- [SOURCE]
## begin

U.S. Markets closed

What you need to know in markets on Thursday

Myles Udland
Markets Reporter

U.S. markets reopen on Thursday following the July 4th holiday. And some investors and traders may actually return to the markets.

Despite the holiday, it’s jobs week in America. Thursday comes with the ADP private payrolls report and the weekly jobless claims report before the market opens. After the open, we’ll get the ISM non-manufacturing index, which will give us an update on the health of the U.S.’s massive services job market. All of this will be a prelude to Friday’s official June jobs report.

With a federal holiday landing in the middle of the week, however, volumes will likely remain light. And if things have felt particularly slow to you this summer, you’re not imagining it.

In a note to clients on Tuesday, analysts at Citi found that trading volumes in the fixed income market have declined by up to 50% during World Cup matches. It’s also been more expensive to trade during these periods, with execution costs rise as much as 20% during these windows. Markets in Europe have seen bigger changes in volumes and execution pricing during the World Cup than in the U.S.

## end

- [Records from a collection]
## begin

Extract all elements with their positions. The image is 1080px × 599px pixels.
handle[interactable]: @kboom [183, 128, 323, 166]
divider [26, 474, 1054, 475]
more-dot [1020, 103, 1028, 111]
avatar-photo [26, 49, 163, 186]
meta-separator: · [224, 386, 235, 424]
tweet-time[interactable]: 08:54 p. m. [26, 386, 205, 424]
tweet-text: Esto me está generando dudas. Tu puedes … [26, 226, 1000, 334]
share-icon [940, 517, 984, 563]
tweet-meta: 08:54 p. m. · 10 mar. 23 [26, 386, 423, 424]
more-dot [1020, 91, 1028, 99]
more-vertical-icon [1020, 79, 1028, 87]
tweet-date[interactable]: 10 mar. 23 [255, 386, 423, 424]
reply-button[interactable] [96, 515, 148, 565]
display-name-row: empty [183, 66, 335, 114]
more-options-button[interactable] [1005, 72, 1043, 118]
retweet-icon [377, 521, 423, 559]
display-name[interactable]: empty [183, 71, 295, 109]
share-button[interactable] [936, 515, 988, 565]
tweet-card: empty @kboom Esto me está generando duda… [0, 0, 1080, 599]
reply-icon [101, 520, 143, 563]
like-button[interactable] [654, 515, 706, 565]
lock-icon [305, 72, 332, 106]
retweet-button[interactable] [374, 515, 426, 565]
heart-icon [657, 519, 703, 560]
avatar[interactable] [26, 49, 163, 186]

## end

- [REQUIREMENT A]
According to the markets article, why will trading volumes likely remain light on Thursday?
- [REQUIREMENT B]
Rewrite the passage of the markets article starting with "In a note to" and going on through "in the U.S.", substituting "Olympic" for "World Cup".

- [EXERCISE RESULT A]
Volumes will likely stay light because a federal holiday, July 4th, landed in the middle of the week.

- [EXERCISE RESULT B]
In a note to clients on Tuesday, analysts at Citi found that trading volumes in the fixed income market have declined by up to 50% during Olympic matches. It’s also been more expensive to trade during these periods, with execution costs rise as much as 20% during these windows. Markets in Europe have seen bigger changes in volumes and execution pricing during the Olympic than in the U.S.